* _Written instruction_
Copy out all the records exactly.

----------

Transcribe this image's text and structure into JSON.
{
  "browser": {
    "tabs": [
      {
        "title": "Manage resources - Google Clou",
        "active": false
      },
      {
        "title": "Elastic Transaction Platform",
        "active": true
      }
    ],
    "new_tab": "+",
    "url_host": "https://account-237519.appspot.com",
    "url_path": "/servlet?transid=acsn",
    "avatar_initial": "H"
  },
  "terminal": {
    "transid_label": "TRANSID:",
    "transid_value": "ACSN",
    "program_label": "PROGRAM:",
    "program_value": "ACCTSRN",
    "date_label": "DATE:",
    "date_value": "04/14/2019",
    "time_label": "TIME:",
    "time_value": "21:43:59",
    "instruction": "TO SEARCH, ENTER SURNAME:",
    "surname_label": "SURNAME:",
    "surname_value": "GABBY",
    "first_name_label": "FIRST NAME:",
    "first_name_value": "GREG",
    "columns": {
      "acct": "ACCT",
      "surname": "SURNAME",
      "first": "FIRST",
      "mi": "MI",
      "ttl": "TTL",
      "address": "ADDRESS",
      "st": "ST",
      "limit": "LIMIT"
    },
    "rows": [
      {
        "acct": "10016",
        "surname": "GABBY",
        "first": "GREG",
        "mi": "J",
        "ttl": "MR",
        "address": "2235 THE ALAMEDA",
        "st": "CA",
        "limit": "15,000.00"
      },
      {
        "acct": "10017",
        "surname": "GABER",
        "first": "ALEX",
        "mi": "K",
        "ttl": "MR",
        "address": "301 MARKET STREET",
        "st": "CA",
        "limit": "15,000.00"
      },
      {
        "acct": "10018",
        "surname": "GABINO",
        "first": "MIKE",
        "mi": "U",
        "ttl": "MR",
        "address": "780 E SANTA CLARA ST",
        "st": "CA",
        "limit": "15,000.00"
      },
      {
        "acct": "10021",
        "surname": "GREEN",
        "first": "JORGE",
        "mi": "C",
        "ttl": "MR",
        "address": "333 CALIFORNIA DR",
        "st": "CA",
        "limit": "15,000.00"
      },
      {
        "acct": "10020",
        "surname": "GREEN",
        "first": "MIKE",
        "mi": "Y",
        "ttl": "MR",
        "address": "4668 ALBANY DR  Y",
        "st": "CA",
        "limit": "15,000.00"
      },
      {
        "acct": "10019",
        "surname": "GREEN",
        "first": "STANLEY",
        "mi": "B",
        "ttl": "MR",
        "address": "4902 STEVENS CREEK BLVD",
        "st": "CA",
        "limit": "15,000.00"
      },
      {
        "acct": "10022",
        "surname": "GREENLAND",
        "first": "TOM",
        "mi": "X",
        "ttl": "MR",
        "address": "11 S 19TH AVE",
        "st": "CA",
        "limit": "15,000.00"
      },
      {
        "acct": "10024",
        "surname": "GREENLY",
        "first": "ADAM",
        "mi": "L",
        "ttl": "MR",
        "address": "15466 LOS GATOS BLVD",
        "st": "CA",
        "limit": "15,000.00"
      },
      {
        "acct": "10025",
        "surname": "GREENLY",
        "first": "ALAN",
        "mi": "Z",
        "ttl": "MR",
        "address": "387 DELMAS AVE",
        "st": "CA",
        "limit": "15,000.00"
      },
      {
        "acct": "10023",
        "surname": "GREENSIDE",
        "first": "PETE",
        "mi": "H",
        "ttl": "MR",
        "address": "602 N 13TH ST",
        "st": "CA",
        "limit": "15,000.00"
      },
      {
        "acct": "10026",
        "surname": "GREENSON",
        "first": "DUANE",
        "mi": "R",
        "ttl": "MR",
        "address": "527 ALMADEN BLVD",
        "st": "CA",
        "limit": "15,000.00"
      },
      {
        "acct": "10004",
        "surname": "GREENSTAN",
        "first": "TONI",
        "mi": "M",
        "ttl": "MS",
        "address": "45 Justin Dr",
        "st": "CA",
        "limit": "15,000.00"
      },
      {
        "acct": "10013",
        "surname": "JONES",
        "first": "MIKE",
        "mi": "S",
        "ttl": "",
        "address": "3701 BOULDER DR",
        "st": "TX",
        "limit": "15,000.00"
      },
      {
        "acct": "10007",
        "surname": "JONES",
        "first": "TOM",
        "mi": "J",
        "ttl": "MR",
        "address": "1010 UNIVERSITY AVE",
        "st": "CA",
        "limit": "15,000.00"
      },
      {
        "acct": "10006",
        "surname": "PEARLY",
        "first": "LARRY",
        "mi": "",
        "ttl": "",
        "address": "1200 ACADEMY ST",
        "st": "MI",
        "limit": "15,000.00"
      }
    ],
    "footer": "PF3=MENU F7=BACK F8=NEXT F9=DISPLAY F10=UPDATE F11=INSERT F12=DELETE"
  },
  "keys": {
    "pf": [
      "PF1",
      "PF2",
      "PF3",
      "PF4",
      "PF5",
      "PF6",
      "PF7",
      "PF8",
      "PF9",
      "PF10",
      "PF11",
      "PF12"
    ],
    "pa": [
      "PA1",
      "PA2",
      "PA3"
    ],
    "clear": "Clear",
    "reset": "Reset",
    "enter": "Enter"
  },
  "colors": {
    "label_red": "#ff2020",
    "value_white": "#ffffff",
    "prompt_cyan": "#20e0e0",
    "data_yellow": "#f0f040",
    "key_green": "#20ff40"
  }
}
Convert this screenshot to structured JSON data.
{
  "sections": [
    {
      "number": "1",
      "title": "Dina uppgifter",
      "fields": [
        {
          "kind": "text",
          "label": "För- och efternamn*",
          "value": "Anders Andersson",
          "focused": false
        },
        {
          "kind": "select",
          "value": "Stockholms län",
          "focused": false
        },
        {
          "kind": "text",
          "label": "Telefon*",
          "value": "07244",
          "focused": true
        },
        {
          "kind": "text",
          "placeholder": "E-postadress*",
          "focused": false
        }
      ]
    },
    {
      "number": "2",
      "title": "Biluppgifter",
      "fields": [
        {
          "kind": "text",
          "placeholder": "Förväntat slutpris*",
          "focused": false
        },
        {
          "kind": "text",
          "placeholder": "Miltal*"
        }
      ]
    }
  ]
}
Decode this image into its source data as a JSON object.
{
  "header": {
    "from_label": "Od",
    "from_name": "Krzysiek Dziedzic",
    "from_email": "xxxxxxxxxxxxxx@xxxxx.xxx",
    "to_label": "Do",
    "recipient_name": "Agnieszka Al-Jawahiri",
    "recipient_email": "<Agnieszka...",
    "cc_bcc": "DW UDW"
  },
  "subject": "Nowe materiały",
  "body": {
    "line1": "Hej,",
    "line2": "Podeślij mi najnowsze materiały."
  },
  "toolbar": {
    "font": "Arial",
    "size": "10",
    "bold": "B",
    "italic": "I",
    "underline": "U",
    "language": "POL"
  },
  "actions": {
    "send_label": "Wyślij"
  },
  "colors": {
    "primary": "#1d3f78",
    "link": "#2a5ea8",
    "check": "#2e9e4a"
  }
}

----------

* _Complete response_
Transcribe this image's text and structure into JSON.
{
  "browser": {
    "tabs": [
      {
        "title": "Manage resources - Google Clou",
        "active": false
      },
      {
        "title": "Elastic Transaction Platform",
        "active": true
      }
    ],
    "new_tab": "+",
    "url_host": "https://account-237519.appspot.com",
    "url_path": "/servlet?transid=acsn",
    "avatar_initial": "H"
  },
  "terminal": {
    "transid_label": "TRANSID:",
    "transid_value": "ACSN",
    "program_label": "PROGRAM:",
    "program_value": "ACCTSRN",
    "date_label": "DATE:",
    "date_value": "04/14/2019",
    "time_label": "TIME:",
    "time_value": "21:43:59",
    "instruction": "TO SEARCH, ENTER SURNAME:",
    "surname_label": "SURNAME:",
    "surname_value": "GABBY",
    "first_name_label": "FIRST NAME:",
    "first_name_value": "GREG",
    "columns": {
      "acct": "ACCT",
      "surname": "SURNAME",
      "first": "FIRST",
      "mi": "MI",
      "ttl": "TTL",
      "address": "ADDRESS",
      "st": "ST",
      "limit": "LIMIT"
    },
    "rows": [
      {
        "acct": "10016",
        "surname": "GABBY",
        "first": "GREG",
        "mi": "J",
        "ttl": "MR",
        "address": "2235 THE ALAMEDA",
        "st": "CA",
        "limit": "15,000.00"
      },
      {
        "acct": "10017",
        "surname": "GABER",
        "first": "ALEX",
        "mi": "K",
        "ttl": "MR",
        "address": "301 MARKET STREET",
        "st": "CA",
        "limit": "15,000.00"
      },
      {
        "acct": "10018",
        "surname": "GABINO",
        "first": "MIKE",
        "mi": "U",
        "ttl": "MR",
        "address": "780 E SANTA CLARA ST",
        "st": "CA",
        "limit": "15,000.00"
      },
      {
        "acct": "10021",
        "surname": "GREEN",
        "first": "JORGE",
        "mi": "C",
        "ttl": "MR",
        "address": "333 CALIFORNIA DR",
        "st": "CA",
        "limit": "15,000.00"
      },
      {
        "acct": "10020",
        "surname": "GREEN",
        "first": "MIKE",
        "mi": "Y",
        "ttl": "MR",
        "address": "4668 ALBANY DR  Y",
        "st": "CA",
        "limit": "15,000.00"
      },
      {
        "acct": "10019",
        "surname": "GREEN",
        "first": "STANLEY",
        "mi": "B",
        "ttl": "MR",
        "address": "4902 STEVENS CREEK BLVD",
        "st": "CA",
        "limit": "15,000.00"
      },
      {
        "acct": "10022",
        "surname": "GREENLAND",
        "first": "TOM",
        "mi": "X",
        "ttl": "MR",
        "address": "11 S 19TH AVE",
        "st": "CA",
        "limit": "15,000.00"
      },
      {
        "acct": "10024",
        "surname": "GREENLY",
        "first": "ADAM",
        "mi": "L",
        "ttl": "MR",
        "address": "15466 LOS GATOS BLVD",
        "st": "CA",
        "limit": "15,000.00"
      },
      {
        "acct": "10025",
        "surname": "GREENLY",
        "first": "ALAN",
        "mi": "Z",
        "ttl": "MR",
        "address": "387 DELMAS AVE",
        "st": "CA",
        "limit": "15,000.00"
      },
      {
        "acct": "10023",
        "surname": "GREENSIDE",
        "first": "PETE",
        "mi": "H",
        "ttl": "MR",
        "address": "602 N 13TH ST",
        "st": "CA",
        "limit": "15,000.00"
      },
      {
        "acct": "10026",
        "surname": "GREENSON",
        "first": "DUANE",
        "mi": "R",
        "ttl": "MR",
        "address": "527 ALMADEN BLVD",
        "st": "CA",
        "limit": "15,000.00"
      },
      {
        "acct": "10004",
        "surname": "GREENSTAN",
        "first": "TONI",
        "mi": "M",
        "ttl": "MS",
        "address": "45 Justin Dr",
        "st": "CA",
        "limit": "15,000.00"
      },
      {
        "acct": "10013",
        "surname": "JONES",
        "first": "MIKE",
        "mi": "S",
        "ttl": "",
        "address": "3701 BOULDER DR",
        "st": "TX",
        "limit": "15,000.00"
      },
      {
        "acct": "10007",
        "surname": "JONES",
        "first": "TOM",
        "mi": "J",
        "ttl": "MR",
        "address": "1010 UNIVERSITY AVE",
        "st": "CA",
        "limit": "15,000.00"
      },
      {
        "acct": "10006",
        "surname": "PEARLY",
        "first": "LARRY",
        "mi": "",
        "ttl": "",
        "address": "1200 ACADEMY ST",
        "st": "MI",
        "limit": "15,000.00"
      }
    ],
    "footer": "PF3=MENU F7=BACK F8=NEXT F9=DISPLAY F10=UPDATE F11=INSERT F12=DELETE"
  },
  "keys": {
    "pf": [
      "PF1",
      "PF2",
      "PF3",
      "PF4",
      "PF5",
      "PF6",
      "PF7",
      "PF8",
      "PF9",
      "PF10",
      "PF11",
      "PF12"
    ],
    "pa": [
      "PA1",
      "PA2",
      "PA3"
    ],
    "clear": "Clear",
    "reset": "Reset",
    "enter": "Enter"
  },
  "colors": {
    "label_red": "#ff2020",
    "value_white": "#ffffff",
    "prompt_cyan": "#20e0e0",
    "data_yellow": "#f0f040",
    "key_green": "#20ff40"
  }
}
Convert this screenshot to structured JSON data.
{
  "sections": [
    {
      "number": "1",
      "title": "Dina uppgifter",
      "fields": [
        {
          "kind": "text",
          "label": "För- och efternamn*",
          "value": "Anders Andersson",
          "focused": false
        },
        {
          "kind": "select",
          "value": "Stockholms län",
          "focused": false
        },
        {
          "kind": "text",
          "label": "Telefon*",
          "value": "07244",
          "focused": true
        },
        {
          "kind": "text",
          "placeholder": "E-postadress*",
          "focused": false
        }
      ]
    },
    {
      "number": "2",
      "title": "Biluppgifter",
      "fields": [
        {
          "kind": "text",
          "placeholder": "Förväntat slutpris*",
          "focused": false
        },
        {
          "kind": "text",
          "placeholder": "Miltal*"
        }
      ]
    }
  ]
}
Decode this image into its source data as a JSON object.
{
  "header": {
    "from_label": "Od",
    "from_name": "Krzysiek Dziedzic",
    "from_email": "xxxxxxxxxxxxxx@xxxxx.xxx",
    "to_label": "Do",
    "recipient_name": "Agnieszka Al-Jawahiri",
    "recipient_email": "<Agnieszka...",
    "cc_bcc": "DW UDW"
  },
  "subject": "Nowe materiały",
  "body": {
    "line1": "Hej,",
    "line2": "Podeślij mi najnowsze materiały."
  },
  "toolbar": {
    "font": "Arial",
    "size": "10",
    "bold": "B",
    "italic": "I",
    "underline": "U",
    "language": "POL"
  },
  "actions": {
    "send_label": "Wyślij"
  },
  "colors": {
    "primary": "#1d3f78",
    "link": "#2a5ea8",
    "check": "#2e9e4a"
  }
}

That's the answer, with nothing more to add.